## GIVEN REQUEST
Check each line of the data below for the word "required", then extract the ones that have it.

## EXCERPTED DATA

===============

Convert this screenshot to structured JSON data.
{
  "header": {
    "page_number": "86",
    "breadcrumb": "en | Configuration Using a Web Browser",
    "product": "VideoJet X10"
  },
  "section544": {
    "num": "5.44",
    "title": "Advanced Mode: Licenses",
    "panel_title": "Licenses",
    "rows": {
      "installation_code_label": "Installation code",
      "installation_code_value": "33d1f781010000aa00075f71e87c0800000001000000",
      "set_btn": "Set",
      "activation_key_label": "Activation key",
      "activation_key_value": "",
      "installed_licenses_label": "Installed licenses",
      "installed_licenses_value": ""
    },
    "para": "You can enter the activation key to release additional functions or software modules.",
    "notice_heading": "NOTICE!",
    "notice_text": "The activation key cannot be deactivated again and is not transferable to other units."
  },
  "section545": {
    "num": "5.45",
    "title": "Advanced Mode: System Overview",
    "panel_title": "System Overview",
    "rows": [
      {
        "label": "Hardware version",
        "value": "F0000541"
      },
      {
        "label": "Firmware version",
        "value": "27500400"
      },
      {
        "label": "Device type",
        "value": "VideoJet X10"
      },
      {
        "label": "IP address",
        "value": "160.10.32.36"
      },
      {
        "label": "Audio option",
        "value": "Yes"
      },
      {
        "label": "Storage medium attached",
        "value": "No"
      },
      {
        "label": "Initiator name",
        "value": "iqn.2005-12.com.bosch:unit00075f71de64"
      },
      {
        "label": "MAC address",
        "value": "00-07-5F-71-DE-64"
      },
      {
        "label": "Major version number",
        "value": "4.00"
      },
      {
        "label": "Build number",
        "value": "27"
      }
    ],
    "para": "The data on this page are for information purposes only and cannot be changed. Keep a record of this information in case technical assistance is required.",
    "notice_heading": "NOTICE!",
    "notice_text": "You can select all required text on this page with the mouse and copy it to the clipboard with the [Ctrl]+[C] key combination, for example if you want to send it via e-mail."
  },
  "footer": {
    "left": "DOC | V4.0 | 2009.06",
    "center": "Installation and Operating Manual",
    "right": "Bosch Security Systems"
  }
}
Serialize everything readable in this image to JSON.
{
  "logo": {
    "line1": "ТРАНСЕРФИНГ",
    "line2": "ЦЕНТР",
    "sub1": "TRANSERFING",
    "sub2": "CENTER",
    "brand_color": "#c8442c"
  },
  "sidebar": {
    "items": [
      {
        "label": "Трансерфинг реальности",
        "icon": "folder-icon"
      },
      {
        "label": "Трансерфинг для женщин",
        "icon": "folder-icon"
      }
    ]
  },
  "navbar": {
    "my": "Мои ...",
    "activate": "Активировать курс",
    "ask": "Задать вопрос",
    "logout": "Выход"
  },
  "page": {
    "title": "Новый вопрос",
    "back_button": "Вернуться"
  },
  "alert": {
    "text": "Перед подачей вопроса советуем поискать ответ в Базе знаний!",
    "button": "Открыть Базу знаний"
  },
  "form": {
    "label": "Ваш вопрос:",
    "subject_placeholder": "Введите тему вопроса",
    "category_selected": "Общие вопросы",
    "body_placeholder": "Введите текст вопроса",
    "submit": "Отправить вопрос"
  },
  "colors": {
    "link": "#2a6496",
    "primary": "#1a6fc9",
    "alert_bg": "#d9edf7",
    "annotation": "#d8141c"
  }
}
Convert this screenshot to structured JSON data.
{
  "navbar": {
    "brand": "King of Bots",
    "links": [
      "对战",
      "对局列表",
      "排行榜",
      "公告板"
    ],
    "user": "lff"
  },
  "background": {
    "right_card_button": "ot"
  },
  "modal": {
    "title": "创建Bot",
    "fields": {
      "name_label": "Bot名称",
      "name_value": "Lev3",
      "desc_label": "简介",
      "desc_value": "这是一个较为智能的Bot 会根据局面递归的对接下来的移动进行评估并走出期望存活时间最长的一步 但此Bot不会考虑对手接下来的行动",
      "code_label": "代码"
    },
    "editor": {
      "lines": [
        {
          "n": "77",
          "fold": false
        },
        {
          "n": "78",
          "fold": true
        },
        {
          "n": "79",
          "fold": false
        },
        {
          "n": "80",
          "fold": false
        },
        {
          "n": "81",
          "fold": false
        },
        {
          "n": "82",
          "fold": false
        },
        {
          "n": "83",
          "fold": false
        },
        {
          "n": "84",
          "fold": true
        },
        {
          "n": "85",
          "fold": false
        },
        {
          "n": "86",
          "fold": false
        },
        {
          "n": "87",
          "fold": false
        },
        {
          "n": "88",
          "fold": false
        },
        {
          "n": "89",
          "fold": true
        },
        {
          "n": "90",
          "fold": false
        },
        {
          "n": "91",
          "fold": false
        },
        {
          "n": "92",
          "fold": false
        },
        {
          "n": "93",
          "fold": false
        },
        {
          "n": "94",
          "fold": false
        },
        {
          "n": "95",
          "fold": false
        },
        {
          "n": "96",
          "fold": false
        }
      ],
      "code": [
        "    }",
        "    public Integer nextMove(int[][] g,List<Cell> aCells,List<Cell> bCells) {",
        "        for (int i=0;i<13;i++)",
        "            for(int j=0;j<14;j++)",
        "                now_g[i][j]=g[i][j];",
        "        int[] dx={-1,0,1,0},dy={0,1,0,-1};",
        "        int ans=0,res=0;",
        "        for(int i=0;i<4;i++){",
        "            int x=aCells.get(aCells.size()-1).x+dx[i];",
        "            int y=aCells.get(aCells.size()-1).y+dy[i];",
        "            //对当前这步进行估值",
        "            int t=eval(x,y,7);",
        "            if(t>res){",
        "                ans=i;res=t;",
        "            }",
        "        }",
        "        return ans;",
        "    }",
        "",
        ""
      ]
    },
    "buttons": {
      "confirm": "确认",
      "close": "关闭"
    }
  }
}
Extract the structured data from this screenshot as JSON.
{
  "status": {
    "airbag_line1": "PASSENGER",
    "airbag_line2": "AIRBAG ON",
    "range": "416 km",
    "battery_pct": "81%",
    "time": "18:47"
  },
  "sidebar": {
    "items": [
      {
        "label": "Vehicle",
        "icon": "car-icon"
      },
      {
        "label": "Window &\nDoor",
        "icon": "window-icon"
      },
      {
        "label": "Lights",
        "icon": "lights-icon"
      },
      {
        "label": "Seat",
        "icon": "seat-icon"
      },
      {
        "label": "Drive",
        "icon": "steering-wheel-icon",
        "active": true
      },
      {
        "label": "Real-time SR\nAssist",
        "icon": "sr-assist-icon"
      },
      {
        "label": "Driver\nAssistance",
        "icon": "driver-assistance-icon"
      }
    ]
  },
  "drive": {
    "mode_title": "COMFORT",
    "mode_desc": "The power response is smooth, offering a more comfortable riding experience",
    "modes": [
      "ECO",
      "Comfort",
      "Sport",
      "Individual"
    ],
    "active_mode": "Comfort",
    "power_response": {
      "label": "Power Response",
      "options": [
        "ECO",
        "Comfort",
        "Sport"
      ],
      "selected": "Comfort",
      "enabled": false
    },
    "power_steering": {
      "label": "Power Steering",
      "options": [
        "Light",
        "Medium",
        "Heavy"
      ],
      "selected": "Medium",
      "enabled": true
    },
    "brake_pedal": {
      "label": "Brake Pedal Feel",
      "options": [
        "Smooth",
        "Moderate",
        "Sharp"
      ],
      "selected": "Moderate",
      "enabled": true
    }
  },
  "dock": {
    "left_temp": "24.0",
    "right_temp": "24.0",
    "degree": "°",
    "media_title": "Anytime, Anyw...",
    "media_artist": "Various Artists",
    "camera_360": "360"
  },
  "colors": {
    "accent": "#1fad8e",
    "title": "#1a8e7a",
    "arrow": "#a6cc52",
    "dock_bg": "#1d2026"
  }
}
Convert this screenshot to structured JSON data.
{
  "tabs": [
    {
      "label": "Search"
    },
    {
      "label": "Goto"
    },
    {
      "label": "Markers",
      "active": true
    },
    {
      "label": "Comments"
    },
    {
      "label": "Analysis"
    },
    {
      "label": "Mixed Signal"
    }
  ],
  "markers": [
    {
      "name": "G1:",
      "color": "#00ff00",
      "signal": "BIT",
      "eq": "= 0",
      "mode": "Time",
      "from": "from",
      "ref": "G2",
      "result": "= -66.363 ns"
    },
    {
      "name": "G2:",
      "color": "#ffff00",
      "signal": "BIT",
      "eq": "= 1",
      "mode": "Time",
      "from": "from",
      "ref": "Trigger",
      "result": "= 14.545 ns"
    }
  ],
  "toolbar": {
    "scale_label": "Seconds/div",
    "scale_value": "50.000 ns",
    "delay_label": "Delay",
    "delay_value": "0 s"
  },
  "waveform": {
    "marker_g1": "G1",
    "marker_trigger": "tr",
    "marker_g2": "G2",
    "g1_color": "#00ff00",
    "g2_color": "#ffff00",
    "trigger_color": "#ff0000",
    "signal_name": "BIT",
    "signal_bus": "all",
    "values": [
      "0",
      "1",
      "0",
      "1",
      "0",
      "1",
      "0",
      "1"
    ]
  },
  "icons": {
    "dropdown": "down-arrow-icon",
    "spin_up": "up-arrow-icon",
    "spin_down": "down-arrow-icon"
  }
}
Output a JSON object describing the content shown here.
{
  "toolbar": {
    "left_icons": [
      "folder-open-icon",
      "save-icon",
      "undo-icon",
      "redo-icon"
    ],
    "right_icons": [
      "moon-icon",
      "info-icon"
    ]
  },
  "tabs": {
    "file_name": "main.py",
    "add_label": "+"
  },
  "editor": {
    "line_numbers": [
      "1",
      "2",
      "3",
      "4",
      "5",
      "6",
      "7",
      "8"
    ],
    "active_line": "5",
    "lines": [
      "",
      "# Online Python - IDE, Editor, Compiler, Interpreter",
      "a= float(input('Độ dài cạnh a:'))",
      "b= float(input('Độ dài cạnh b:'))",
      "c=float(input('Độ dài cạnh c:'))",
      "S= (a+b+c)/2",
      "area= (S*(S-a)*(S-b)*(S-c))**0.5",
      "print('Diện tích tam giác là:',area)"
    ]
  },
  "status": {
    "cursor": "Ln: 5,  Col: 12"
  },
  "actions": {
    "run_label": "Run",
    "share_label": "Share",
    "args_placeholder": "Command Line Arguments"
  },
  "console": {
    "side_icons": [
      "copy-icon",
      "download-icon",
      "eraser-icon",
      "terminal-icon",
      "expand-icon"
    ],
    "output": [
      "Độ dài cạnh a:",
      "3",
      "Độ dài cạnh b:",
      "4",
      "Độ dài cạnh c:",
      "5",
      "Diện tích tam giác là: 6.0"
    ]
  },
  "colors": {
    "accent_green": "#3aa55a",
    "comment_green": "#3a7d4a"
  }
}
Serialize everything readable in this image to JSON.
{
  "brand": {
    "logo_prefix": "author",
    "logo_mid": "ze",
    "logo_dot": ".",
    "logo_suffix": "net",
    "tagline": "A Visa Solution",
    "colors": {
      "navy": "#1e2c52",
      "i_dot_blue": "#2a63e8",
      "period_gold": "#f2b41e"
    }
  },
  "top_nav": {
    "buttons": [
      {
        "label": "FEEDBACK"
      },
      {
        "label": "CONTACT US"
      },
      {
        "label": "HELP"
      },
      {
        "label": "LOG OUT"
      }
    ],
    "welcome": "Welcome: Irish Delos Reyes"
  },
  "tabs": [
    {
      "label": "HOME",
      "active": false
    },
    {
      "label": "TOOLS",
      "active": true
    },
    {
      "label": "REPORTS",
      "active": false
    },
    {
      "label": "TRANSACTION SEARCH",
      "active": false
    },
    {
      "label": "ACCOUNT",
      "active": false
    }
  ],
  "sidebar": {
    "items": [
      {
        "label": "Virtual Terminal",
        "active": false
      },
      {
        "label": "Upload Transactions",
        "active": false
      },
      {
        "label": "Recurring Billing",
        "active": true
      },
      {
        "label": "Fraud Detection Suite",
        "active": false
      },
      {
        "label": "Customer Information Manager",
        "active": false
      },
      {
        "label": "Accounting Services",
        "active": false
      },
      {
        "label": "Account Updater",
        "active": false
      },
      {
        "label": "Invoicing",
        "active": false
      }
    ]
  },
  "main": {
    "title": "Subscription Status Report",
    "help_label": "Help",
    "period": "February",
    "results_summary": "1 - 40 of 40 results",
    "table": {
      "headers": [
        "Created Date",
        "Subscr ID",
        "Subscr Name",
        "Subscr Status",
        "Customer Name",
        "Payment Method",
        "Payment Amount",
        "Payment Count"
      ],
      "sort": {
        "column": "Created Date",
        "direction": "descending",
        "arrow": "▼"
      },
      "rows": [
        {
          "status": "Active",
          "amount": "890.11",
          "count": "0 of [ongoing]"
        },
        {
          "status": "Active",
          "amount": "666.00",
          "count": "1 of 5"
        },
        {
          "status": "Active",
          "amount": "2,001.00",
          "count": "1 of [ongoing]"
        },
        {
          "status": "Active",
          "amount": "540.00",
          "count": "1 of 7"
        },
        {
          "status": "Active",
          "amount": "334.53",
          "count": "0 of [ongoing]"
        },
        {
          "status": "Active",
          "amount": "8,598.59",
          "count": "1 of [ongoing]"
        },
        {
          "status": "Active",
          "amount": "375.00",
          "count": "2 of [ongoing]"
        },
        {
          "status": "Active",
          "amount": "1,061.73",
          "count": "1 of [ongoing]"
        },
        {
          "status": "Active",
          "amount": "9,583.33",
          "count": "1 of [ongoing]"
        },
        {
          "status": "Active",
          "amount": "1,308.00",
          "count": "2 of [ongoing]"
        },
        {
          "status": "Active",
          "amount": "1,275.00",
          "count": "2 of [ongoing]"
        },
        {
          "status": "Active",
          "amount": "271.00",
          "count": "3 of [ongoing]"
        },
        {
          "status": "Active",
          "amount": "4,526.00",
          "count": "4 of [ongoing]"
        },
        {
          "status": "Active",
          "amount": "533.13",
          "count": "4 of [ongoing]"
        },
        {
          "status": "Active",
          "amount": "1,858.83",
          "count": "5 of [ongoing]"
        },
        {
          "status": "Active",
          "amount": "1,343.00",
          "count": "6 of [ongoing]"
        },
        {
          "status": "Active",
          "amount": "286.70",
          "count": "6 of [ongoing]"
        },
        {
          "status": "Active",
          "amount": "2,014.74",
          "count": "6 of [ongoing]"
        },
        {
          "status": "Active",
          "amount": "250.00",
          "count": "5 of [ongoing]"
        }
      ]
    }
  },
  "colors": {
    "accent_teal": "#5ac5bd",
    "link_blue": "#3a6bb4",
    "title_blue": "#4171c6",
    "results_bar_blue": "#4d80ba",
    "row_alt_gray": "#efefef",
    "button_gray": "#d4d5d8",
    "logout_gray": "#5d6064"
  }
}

===============

## FULL OUTPUT
    "para": "The data on this page are for information purposes only and cannot be changed. Keep a record of this information in case technical assistance is required.",
    "notice_text": "You can select all required text on this page with the mouse and copy it to the clipboard with the [Ctrl]+[C] key combination, for example if you want to send it via e-mail."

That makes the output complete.